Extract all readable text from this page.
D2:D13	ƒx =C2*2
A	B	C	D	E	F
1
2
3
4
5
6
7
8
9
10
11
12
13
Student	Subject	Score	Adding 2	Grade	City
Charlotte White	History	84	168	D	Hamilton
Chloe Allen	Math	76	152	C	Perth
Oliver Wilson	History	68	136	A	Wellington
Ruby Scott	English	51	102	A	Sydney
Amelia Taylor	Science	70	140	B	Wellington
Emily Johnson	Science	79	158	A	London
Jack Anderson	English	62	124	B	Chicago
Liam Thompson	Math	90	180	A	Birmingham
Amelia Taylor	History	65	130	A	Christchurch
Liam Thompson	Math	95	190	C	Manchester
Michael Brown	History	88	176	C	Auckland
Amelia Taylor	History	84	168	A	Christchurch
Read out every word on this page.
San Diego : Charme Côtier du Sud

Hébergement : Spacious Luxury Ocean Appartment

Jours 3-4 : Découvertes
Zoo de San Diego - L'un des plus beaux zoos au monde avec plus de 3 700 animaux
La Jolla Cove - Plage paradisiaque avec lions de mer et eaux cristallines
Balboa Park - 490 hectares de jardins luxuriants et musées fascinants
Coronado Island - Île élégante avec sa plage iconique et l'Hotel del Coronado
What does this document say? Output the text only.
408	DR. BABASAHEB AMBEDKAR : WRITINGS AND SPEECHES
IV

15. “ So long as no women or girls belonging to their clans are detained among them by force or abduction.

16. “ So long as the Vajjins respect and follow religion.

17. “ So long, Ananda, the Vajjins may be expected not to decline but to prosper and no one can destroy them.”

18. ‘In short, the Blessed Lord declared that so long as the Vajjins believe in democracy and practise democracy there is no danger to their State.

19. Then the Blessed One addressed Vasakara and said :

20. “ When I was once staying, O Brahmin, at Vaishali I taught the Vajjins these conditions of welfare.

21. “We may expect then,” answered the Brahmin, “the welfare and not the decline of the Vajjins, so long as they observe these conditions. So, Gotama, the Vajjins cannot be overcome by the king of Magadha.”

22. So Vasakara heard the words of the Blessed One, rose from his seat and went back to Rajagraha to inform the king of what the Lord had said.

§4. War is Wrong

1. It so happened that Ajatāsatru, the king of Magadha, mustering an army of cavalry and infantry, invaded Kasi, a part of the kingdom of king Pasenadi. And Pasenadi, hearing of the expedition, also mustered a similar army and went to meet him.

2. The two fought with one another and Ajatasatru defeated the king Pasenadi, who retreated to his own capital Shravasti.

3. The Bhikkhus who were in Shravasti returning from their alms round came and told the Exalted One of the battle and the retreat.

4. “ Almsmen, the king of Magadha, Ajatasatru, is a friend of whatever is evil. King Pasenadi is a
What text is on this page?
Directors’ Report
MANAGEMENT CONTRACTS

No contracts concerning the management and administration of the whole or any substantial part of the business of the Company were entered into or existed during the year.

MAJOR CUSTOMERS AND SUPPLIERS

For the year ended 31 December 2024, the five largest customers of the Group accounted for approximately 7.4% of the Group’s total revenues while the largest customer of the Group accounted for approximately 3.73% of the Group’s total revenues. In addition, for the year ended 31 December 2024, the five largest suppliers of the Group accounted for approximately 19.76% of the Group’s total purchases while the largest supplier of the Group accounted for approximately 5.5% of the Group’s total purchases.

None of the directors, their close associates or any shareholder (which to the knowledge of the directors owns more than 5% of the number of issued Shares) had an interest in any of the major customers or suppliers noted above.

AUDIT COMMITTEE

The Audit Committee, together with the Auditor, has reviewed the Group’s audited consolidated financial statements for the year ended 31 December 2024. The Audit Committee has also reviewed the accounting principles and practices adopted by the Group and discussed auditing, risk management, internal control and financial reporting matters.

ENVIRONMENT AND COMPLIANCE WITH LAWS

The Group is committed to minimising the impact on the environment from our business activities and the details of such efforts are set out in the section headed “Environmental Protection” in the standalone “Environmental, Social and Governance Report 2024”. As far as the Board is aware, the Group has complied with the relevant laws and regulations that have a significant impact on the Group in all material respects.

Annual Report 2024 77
▬▬▬
* Instructions for the task *
Pull every line holding "decline" out of the records.

* Complete answer *
17. “ So long, Ananda, the Vajjins may be expected not to decline but to prosper and no one can destroy them.”
21. “We may expect then,” answered the Brahmin, “the welfare and not the decline of the Vajjins, so long as they observe these conditions. So, Gotama, the Vajjins cannot be overcome by the king of Magadha.”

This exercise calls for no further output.